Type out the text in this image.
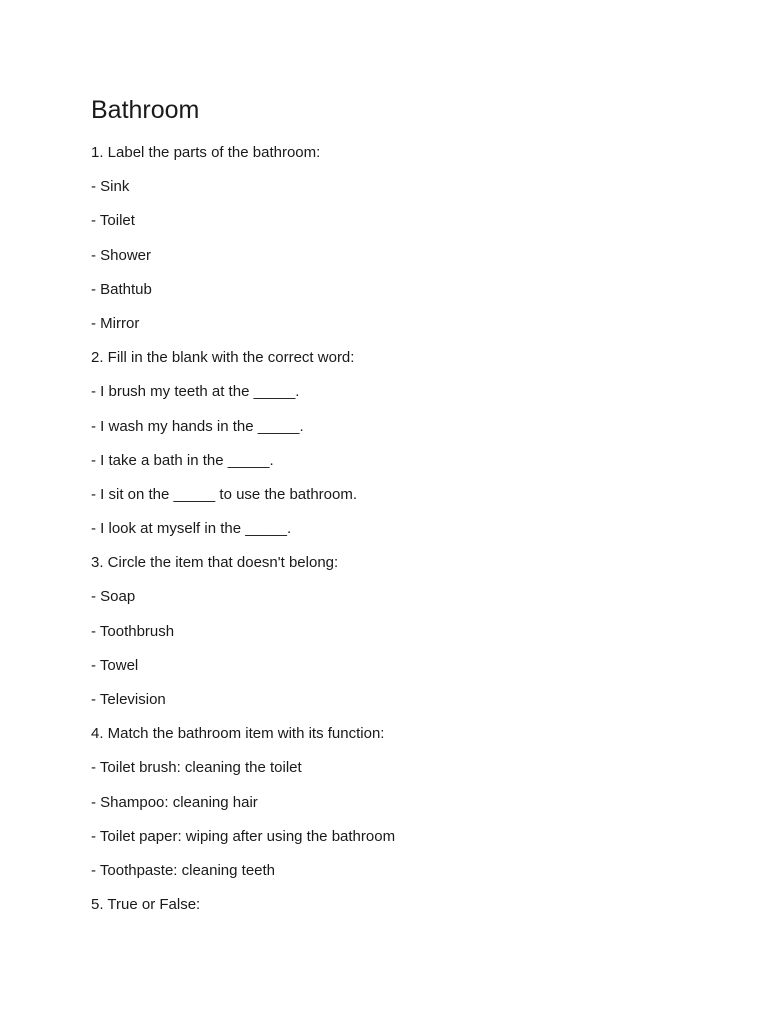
Bathroom
1. Label the parts of the bathroom:
- Sink
- Toilet
- Shower
- Bathtub
- Mirror
2. Fill in the blank with the correct word:
- I brush my teeth at the _____.
- I wash my hands in the _____.
- I take a bath in the _____.
- I sit on the _____ to use the bathroom.
- I look at myself in the _____.
3. Circle the item that doesn't belong:
- Soap
- Toothbrush
- Towel
- Television
4. Match the bathroom item with its function:
- Toilet brush: cleaning the toilet
- Shampoo: cleaning hair
- Toilet paper: wiping after using the bathroom
- Toothpaste: cleaning teeth
5. True or False:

**GOAL:**
Make an exact copy of every entry above, minus the images.

**THE RESPONSE:**
Type out the text in this image.
Bathroom
1. Label the parts of the bathroom:
- Sink
- Toilet
- Shower
- Bathtub
- Mirror
2. Fill in the blank with the correct word:
- I brush my teeth at the _____.
- I wash my hands in the _____.
- I take a bath in the _____.
- I sit on the _____ to use the bathroom.
- I look at myself in the _____.
3. Circle the item that doesn't belong:
- Soap
- Toothbrush
- Towel
- Television
4. Match the bathroom item with its function:
- Toilet brush: cleaning the toilet
- Shampoo: cleaning hair
- Toilet paper: wiping after using the bathroom
- Toothpaste: cleaning teeth
5. True or False:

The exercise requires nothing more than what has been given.